Instruction: In the entries below, count each line holding the word "Birth". Answer with the total alone.
-- START OF Records to process --
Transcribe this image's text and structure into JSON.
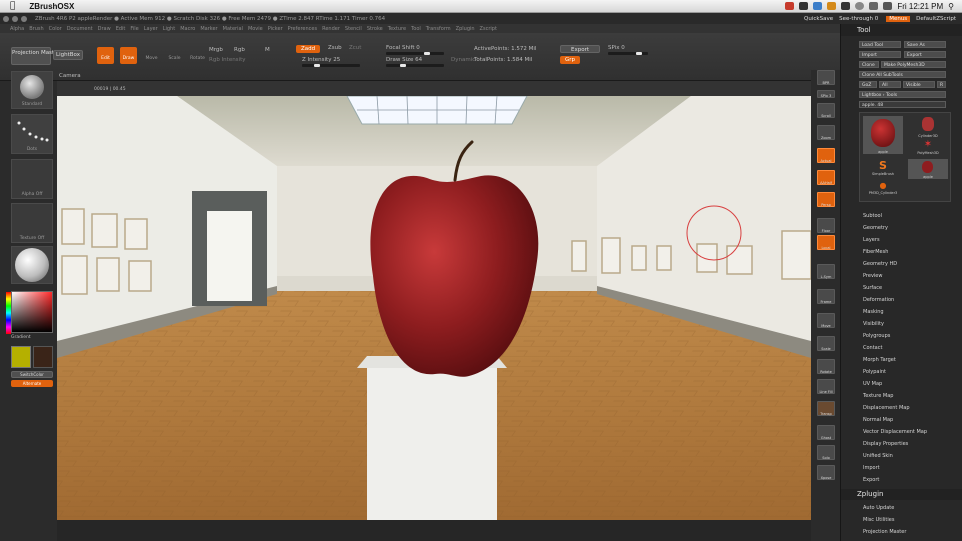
{
  "mac_menubar": {
    "app_name": "ZBrushOSX",
    "clock": "Fri 12:21 PM"
  },
  "title_bar": {
    "info": "ZBrush 4R6 P2    appleRender  ● Active Mem 912 ● Scratch Disk 326 ● Free Mem 2479 ● ZTime 2.847 RTime 1.171 Timer 0.764",
    "quicksave": "QuickSave",
    "seethrough": "See-through  0",
    "menus_label": "Menus",
    "script": "DefaultZScript"
  },
  "menu_row": [
    "Alpha",
    "Brush",
    "Color",
    "Document",
    "Draw",
    "Edit",
    "File",
    "Layer",
    "Light",
    "Macro",
    "Marker",
    "Material",
    "Movie",
    "Picker",
    "Preferences",
    "Render",
    "Stencil",
    "Stroke",
    "Texture",
    "Tool",
    "Transform",
    "Zplugin",
    "Zscript"
  ],
  "shelf": {
    "projection_master": "Projection Master",
    "lightbox": "LightBox",
    "edit": "Edit",
    "draw": "Draw",
    "move": "Move",
    "scale": "Scale",
    "rotate": "Rotate",
    "mrgb": "Mrgb",
    "rgb": "Rgb",
    "m": "M",
    "zadd": "Zadd",
    "zsub": "Zsub",
    "zcut": "Zcut",
    "rgb_intensity": "Rgb Intensity",
    "z_intensity": "Z Intensity 25",
    "focal_shift": "Focal Shift 0",
    "draw_size": "Draw Size 64",
    "dynamic": "Dynamic",
    "active_points": "ActivePoints: 1.572 Mil",
    "total_points": "TotalPoints: 1.584 Mil",
    "export": "Export",
    "spix": "SPix 0",
    "grp": "Grp"
  },
  "camera": {
    "label": "Camera",
    "value": "00019 | 00.45"
  },
  "left_tray": {
    "standard": "Standard",
    "dots": "Dots",
    "alpha_off": "Alpha Off",
    "texture_off": "Texture Off",
    "material": "SkinShade4",
    "gradient": "Gradient",
    "switch_color": "SwitchColor",
    "alternate": "Alternate",
    "colors": {
      "primary": "#b5b000",
      "secondary": "#3a2418"
    }
  },
  "right_tray": [
    "BPR",
    "SPix 3",
    "Scroll",
    "Zoom",
    "Actual",
    "AAHalf",
    "Persp",
    "Floor",
    "Local",
    "L.Sym",
    "Frame",
    "Move",
    "Scale",
    "Rotate",
    "Line Fill",
    "Transp",
    "Ghost",
    "Solo",
    "Xpose"
  ],
  "tool_panel": {
    "title": "Tool",
    "buttons": [
      "Load Tool",
      "Save As",
      "Import",
      "Export",
      "Clone",
      "Make PolyMesh3D",
      "Clone All SubTools",
      "GoZ",
      "All",
      "Visible",
      "R",
      "Lightbox › Tools"
    ],
    "current": "apple. 48",
    "thumbs": [
      "apple",
      "Cylinder3D",
      "PolyMesh3D",
      "SimpleBrush",
      "apple",
      "PM3D_Cylinder3"
    ],
    "sections": [
      "Subtool",
      "Geometry",
      "Layers",
      "FiberMesh",
      "Geometry HD",
      "Preview",
      "Surface",
      "Deformation",
      "Masking",
      "Visibility",
      "Polygroups",
      "Contact",
      "Morph Target",
      "Polypaint",
      "UV Map",
      "Texture Map",
      "Displacement Map",
      "Normal Map",
      "Vector Displacement Map",
      "Display Properties",
      "Unified Skin",
      "Import",
      "Export"
    ],
    "zplugin_title": "Zplugin",
    "zplugin_items": [
      "Auto Update",
      "Misc Utilities",
      "Projection Master"
    ]
  }
}
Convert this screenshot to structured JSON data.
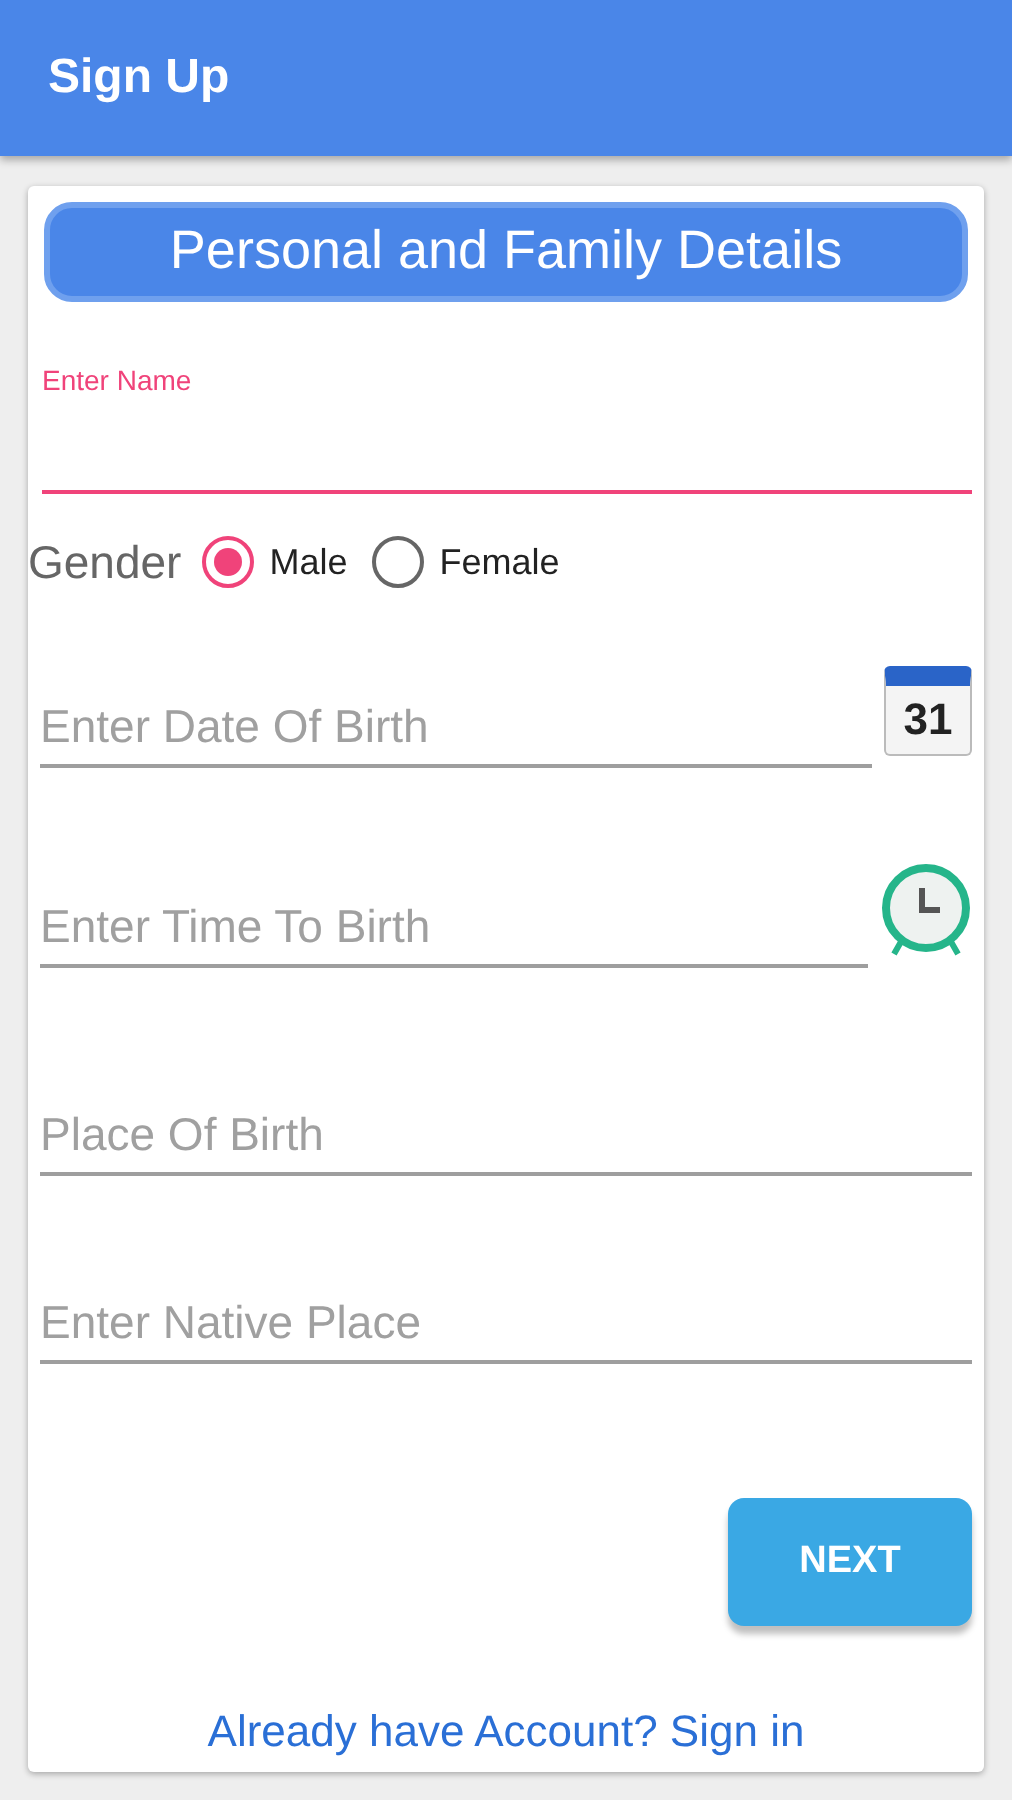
{
  "app_bar": {
    "title": "Sign Up"
  },
  "section_header": "Personal and Family Details",
  "name_field": {
    "label": "Enter Name",
    "focused": true
  },
  "gender": {
    "label": "Gender",
    "options": [
      {
        "label": "Male",
        "selected": true
      },
      {
        "label": "Female",
        "selected": false
      }
    ]
  },
  "fields": [
    {
      "placeholder": "Enter Date Of Birth",
      "kind": "date",
      "icon_text": "31"
    },
    {
      "placeholder": "Enter Time To Birth",
      "kind": "time"
    },
    {
      "placeholder": "Place Of Birth",
      "kind": "text"
    },
    {
      "placeholder": "Enter Native Place",
      "kind": "text"
    }
  ],
  "next_button": "NEXT",
  "sign_in_link": "Already have Account? Sign in"
}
-- END OF Records to process --
Final answer: 3